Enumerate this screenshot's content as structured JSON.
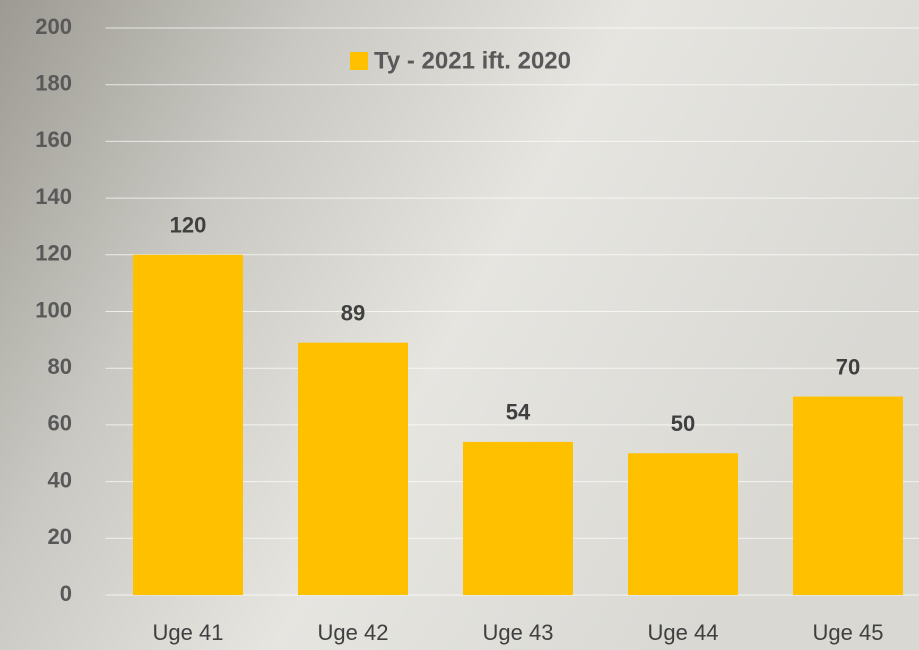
{
  "chart_data": {
    "type": "bar",
    "categories": [
      "Uge 41",
      "Uge 42",
      "Uge 43",
      "Uge 44",
      "Uge 45"
    ],
    "series": [
      {
        "name": "Ty - 2021 ift. 2020",
        "color": "#FFC000",
        "values": [
          120,
          89,
          54,
          50,
          70
        ]
      }
    ],
    "ylim": [
      0,
      200
    ],
    "yticks": [
      0,
      20,
      40,
      60,
      80,
      100,
      120,
      140,
      160,
      180,
      200
    ],
    "grid": true,
    "legend": "top"
  }
}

· · · ·

Reproduce the material above verbatim; omit every picture.

Enumerate this screenshot's content as structured JSON.
{
  "chart_data": {
    "type": "bar",
    "categories": [
      "Uge 41",
      "Uge 42",
      "Uge 43",
      "Uge 44",
      "Uge 45"
    ],
    "series": [
      {
        "name": "Ty - 2021 ift. 2020",
        "color": "#FFC000",
        "values": [
          120,
          89,
          54,
          50,
          70
        ]
      }
    ],
    "ylim": [
      0,
      200
    ],
    "yticks": [
      0,
      20,
      40,
      60,
      80,
      100,
      120,
      140,
      160,
      180,
      200
    ],
    "grid": true,
    "legend": "top"
  }
}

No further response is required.